● Goal of the exercise
Within the listing below, locate all lines containing the word "from". Copy each one.

-- start of Dataset excerpts --

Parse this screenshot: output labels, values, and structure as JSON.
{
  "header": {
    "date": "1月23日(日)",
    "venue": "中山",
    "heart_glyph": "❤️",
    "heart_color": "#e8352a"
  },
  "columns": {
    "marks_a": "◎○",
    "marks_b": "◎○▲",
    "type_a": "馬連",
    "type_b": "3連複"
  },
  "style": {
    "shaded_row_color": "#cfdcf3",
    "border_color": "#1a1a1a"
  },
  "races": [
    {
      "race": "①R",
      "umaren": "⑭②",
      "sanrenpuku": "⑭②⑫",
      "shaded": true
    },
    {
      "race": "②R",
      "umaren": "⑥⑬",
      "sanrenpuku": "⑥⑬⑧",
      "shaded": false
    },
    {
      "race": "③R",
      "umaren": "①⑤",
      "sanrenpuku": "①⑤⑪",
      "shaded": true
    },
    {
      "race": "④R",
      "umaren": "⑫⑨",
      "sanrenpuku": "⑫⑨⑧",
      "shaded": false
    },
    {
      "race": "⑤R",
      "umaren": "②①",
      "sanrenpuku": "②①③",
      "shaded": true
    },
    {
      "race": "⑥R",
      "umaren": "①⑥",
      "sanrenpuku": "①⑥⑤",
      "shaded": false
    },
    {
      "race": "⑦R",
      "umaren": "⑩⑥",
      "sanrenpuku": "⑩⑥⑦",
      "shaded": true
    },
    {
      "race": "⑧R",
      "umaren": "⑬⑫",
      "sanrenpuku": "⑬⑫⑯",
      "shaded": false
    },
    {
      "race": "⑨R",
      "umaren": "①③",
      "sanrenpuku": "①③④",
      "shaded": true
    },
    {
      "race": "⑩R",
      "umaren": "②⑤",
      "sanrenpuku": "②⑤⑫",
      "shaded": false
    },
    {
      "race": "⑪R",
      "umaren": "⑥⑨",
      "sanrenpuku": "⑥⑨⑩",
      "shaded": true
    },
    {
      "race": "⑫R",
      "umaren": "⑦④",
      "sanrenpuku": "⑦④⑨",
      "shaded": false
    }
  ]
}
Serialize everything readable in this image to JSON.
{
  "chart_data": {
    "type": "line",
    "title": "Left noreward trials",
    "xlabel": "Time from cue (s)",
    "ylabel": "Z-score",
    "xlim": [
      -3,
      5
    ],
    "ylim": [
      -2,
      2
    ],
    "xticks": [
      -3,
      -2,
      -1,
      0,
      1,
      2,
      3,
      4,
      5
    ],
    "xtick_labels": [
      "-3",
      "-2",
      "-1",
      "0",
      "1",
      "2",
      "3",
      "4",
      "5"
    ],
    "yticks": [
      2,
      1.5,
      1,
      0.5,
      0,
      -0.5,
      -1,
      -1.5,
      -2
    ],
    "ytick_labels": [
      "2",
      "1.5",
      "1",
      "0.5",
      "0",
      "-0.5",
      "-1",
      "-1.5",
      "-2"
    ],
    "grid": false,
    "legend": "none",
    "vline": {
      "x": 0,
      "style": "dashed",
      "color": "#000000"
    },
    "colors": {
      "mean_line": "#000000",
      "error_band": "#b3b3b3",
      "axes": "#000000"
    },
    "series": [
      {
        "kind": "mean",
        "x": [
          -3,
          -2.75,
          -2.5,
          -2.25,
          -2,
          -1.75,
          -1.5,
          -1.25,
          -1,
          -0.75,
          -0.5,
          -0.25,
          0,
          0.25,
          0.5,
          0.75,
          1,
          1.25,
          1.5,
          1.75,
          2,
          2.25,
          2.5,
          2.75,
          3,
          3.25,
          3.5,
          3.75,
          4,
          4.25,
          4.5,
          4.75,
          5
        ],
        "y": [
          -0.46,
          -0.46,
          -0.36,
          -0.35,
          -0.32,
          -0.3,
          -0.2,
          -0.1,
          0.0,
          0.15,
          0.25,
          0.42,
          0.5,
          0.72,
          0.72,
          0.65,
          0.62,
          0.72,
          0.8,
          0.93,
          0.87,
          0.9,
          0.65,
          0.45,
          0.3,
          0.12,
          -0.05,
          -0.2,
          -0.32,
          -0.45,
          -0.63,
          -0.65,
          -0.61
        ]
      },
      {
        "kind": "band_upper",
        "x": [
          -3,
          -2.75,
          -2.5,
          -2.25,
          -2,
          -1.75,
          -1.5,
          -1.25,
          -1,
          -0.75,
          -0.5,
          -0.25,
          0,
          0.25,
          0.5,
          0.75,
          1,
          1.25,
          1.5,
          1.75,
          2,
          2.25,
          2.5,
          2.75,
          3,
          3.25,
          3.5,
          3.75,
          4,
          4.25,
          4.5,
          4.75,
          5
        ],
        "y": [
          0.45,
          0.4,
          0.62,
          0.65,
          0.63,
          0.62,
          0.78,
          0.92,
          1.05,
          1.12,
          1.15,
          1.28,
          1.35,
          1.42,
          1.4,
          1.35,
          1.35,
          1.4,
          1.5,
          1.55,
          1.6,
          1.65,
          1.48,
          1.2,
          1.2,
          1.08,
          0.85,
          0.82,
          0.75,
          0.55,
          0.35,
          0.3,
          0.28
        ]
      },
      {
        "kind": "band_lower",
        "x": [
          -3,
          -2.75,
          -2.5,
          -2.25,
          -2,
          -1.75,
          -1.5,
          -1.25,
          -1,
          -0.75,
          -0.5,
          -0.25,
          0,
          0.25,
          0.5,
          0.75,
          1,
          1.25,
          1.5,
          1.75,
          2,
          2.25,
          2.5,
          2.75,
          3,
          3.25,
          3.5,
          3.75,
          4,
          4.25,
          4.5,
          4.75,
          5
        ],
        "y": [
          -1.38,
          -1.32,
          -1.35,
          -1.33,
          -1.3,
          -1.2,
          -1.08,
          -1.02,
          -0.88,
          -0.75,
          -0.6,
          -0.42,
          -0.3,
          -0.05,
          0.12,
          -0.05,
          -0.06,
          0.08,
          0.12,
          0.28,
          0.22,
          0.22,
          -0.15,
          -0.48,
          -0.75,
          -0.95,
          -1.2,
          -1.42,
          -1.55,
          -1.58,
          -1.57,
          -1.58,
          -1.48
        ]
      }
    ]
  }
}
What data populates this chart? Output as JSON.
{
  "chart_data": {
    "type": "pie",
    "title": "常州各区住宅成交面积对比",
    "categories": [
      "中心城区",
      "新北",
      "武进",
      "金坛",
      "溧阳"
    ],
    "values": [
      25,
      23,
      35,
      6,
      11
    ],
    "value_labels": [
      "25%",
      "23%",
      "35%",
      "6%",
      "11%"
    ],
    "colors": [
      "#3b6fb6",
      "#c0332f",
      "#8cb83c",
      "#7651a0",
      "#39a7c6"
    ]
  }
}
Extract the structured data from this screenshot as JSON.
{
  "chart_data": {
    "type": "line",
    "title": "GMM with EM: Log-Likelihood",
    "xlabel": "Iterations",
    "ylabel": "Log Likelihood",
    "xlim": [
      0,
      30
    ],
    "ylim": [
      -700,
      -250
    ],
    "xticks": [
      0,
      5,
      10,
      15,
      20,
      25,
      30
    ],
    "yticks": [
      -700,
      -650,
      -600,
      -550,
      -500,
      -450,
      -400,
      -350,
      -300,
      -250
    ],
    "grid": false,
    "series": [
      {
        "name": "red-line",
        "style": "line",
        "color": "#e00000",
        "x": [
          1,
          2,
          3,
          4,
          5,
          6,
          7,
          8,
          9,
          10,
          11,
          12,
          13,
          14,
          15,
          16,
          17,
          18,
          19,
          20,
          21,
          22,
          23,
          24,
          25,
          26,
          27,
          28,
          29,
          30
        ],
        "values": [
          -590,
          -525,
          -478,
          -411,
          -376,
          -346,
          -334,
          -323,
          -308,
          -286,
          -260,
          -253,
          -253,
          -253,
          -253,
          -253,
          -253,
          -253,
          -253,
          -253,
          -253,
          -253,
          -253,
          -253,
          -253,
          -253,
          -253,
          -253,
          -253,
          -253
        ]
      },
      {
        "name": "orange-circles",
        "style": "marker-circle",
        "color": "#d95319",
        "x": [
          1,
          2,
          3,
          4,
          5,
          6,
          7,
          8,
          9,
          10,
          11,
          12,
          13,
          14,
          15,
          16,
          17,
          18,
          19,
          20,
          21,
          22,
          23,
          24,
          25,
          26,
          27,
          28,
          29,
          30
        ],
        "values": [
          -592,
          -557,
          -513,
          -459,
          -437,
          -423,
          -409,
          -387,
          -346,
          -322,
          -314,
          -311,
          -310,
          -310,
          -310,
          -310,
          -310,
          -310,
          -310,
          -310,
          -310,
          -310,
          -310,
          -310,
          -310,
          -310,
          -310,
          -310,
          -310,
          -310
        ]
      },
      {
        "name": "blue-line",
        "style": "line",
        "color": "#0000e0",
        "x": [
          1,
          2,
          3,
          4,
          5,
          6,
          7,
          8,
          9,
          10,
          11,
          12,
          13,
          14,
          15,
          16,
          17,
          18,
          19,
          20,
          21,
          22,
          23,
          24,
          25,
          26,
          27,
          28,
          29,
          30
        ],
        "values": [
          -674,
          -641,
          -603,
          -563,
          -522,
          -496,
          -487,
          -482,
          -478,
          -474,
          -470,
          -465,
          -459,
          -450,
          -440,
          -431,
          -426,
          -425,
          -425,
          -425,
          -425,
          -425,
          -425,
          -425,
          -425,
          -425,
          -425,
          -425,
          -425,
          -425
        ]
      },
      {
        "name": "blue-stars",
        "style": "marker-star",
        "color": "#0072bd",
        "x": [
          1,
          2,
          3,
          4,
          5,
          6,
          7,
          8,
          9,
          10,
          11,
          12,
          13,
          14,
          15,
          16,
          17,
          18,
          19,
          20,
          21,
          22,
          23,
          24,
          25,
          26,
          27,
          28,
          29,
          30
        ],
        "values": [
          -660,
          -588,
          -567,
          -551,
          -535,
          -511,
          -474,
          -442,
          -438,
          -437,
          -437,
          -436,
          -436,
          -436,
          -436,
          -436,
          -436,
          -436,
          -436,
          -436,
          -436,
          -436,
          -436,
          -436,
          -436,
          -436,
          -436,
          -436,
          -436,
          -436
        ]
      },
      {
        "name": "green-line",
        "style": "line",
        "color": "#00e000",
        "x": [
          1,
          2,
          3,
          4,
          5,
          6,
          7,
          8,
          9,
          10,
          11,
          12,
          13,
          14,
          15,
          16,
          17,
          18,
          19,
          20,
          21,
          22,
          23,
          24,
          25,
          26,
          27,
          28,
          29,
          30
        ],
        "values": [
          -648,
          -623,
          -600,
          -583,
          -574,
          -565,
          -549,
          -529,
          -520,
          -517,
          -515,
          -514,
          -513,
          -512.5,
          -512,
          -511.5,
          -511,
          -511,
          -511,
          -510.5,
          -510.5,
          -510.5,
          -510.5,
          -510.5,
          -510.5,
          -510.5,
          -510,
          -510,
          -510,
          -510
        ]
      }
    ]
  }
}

-- end of Dataset excerpts --

● Finished task
    "xlabel": "Time from cue (s)",
Extract the structured data from this screenshot as JSON.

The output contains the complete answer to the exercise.